[Data entries]
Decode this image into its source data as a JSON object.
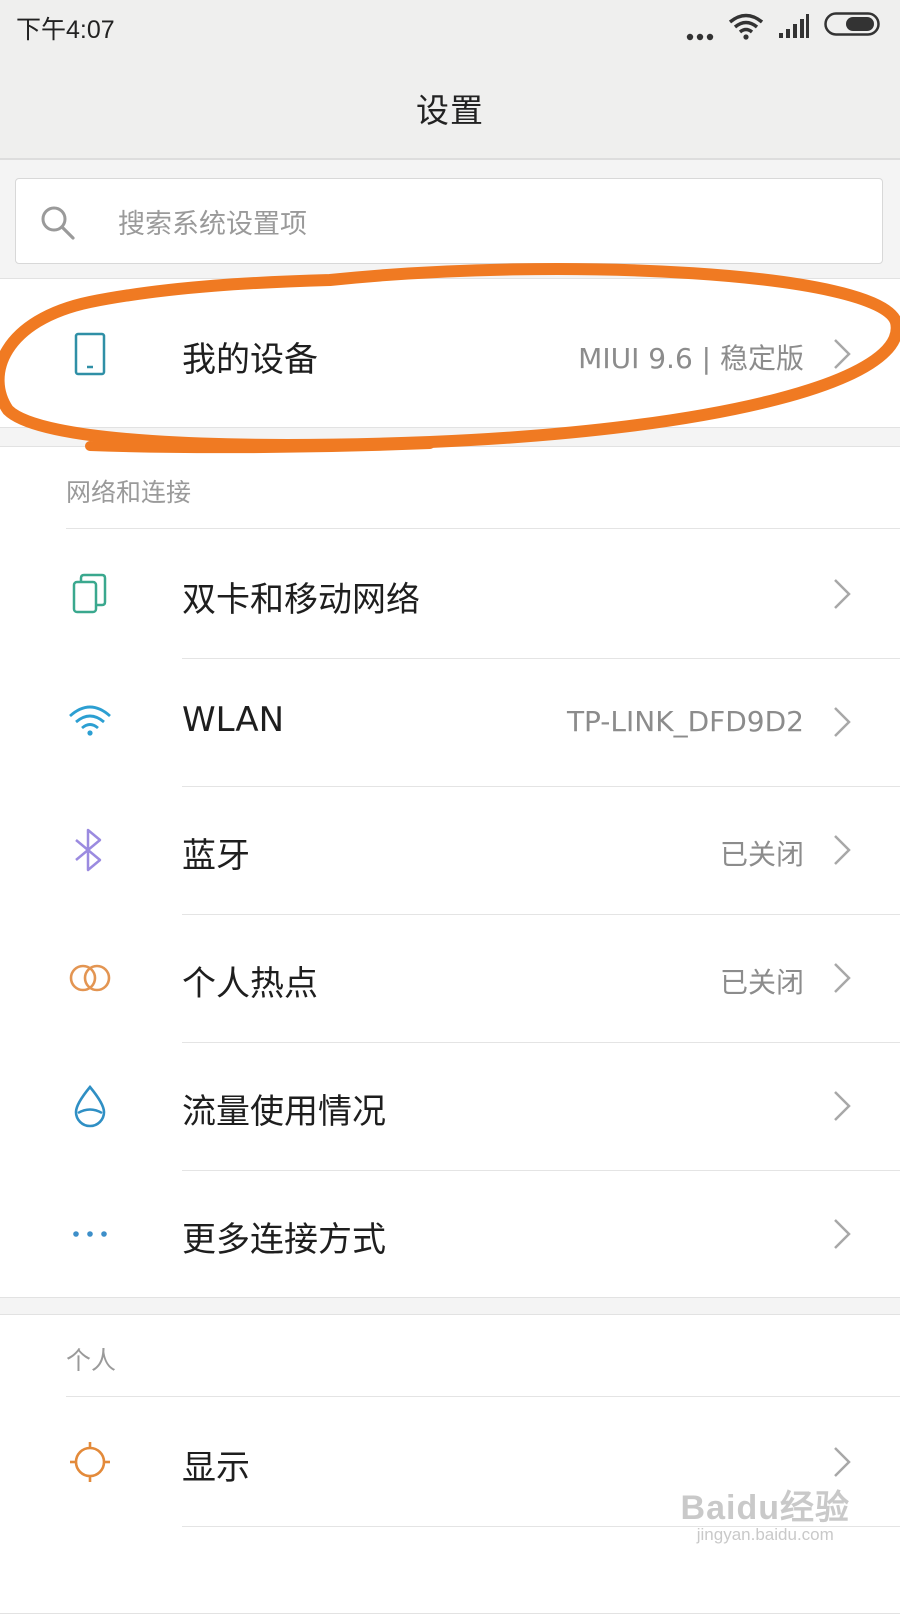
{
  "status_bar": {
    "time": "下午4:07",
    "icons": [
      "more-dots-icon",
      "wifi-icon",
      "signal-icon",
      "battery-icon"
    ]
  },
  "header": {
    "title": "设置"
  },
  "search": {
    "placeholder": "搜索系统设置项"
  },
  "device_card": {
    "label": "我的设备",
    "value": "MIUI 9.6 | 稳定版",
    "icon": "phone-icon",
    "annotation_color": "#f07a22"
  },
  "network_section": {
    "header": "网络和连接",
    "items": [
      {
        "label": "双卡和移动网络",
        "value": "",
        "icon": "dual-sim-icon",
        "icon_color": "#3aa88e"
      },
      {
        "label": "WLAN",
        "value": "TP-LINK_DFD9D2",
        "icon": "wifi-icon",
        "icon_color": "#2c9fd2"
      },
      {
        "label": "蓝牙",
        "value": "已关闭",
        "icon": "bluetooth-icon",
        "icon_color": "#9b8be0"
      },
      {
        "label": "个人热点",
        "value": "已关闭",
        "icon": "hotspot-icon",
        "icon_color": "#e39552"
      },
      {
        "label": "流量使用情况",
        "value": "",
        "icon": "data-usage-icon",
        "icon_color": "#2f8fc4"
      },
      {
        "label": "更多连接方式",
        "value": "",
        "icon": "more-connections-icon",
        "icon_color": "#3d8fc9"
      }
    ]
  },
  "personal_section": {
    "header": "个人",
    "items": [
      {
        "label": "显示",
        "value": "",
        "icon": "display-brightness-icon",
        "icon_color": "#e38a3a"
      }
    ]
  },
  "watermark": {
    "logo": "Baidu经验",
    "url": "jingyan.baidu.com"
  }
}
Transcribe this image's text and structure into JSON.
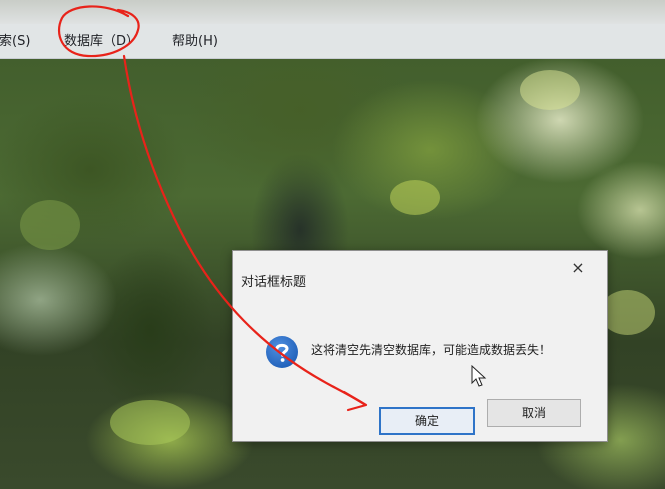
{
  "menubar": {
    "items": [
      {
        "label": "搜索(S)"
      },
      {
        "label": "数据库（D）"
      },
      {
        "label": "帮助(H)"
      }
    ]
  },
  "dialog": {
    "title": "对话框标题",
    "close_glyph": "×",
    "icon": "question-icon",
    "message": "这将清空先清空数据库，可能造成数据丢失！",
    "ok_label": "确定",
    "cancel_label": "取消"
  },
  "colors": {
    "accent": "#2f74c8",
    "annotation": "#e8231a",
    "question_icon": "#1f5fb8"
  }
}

Exercise brief: Copy every line of the data word for word, omitting the images.

Solution for this task:
Decode this image into its source data as a JSON object.
{
  "status_bar": {
    "time": "下午4:07",
    "icons": [
      "more-dots-icon",
      "wifi-icon",
      "signal-icon",
      "battery-icon"
    ]
  },
  "header": {
    "title": "设置"
  },
  "search": {
    "placeholder": "搜索系统设置项"
  },
  "device_card": {
    "label": "我的设备",
    "value": "MIUI 9.6 | 稳定版",
    "icon": "phone-icon",
    "annotation_color": "#f07a22"
  },
  "network_section": {
    "header": "网络和连接",
    "items": [
      {
        "label": "双卡和移动网络",
        "value": "",
        "icon": "dual-sim-icon",
        "icon_color": "#3aa88e"
      },
      {
        "label": "WLAN",
        "value": "TP-LINK_DFD9D2",
        "icon": "wifi-icon",
        "icon_color": "#2c9fd2"
      },
      {
        "label": "蓝牙",
        "value": "已关闭",
        "icon": "bluetooth-icon",
        "icon_color": "#9b8be0"
      },
      {
        "label": "个人热点",
        "value": "已关闭",
        "icon": "hotspot-icon",
        "icon_color": "#e39552"
      },
      {
        "label": "流量使用情况",
        "value": "",
        "icon": "data-usage-icon",
        "icon_color": "#2f8fc4"
      },
      {
        "label": "更多连接方式",
        "value": "",
        "icon": "more-connections-icon",
        "icon_color": "#3d8fc9"
      }
    ]
  },
  "personal_section": {
    "header": "个人",
    "items": [
      {
        "label": "显示",
        "value": "",
        "icon": "display-brightness-icon",
        "icon_color": "#e38a3a"
      }
    ]
  },
  "watermark": {
    "logo": "Baidu经验",
    "url": "jingyan.baidu.com"
  }
}
Transcribe this image's text and structure into JSON.
{
  "menubar": {
    "items": [
      {
        "label": "搜索(S)"
      },
      {
        "label": "数据库（D）"
      },
      {
        "label": "帮助(H)"
      }
    ]
  },
  "dialog": {
    "title": "对话框标题",
    "close_glyph": "×",
    "icon": "question-icon",
    "message": "这将清空先清空数据库，可能造成数据丢失！",
    "ok_label": "确定",
    "cancel_label": "取消"
  },
  "colors": {
    "accent": "#2f74c8",
    "annotation": "#e8231a",
    "question_icon": "#1f5fb8"
  }
}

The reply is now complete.